Written task
Copy every record below exactly.
⟨
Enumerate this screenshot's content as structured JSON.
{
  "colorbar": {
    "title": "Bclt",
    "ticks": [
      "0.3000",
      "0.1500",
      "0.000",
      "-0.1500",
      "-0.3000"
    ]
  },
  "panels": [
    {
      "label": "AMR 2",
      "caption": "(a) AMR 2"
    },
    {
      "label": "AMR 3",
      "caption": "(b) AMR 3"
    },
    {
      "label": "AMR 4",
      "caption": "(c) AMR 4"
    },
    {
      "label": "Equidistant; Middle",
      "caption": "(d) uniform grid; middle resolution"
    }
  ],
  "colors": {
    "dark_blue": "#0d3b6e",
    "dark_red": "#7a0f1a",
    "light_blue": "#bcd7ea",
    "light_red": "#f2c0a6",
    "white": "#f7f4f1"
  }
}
⟩
Solution
Enumerate this screenshot's content as structured JSON.
{
  "colorbar": {
    "title": "Bclt",
    "ticks": [
      "0.3000",
      "0.1500",
      "0.000",
      "-0.1500",
      "-0.3000"
    ]
  },
  "panels": [
    {
      "label": "AMR 2",
      "caption": "(a) AMR 2"
    },
    {
      "label": "AMR 3",
      "caption": "(b) AMR 3"
    },
    {
      "label": "AMR 4",
      "caption": "(c) AMR 4"
    },
    {
      "label": "Equidistant; Middle",
      "caption": "(d) uniform grid; middle resolution"
    }
  ],
  "colors": {
    "dark_blue": "#0d3b6e",
    "dark_red": "#7a0f1a",
    "light_blue": "#bcd7ea",
    "light_red": "#f2c0a6",
    "white": "#f7f4f1"
  }
}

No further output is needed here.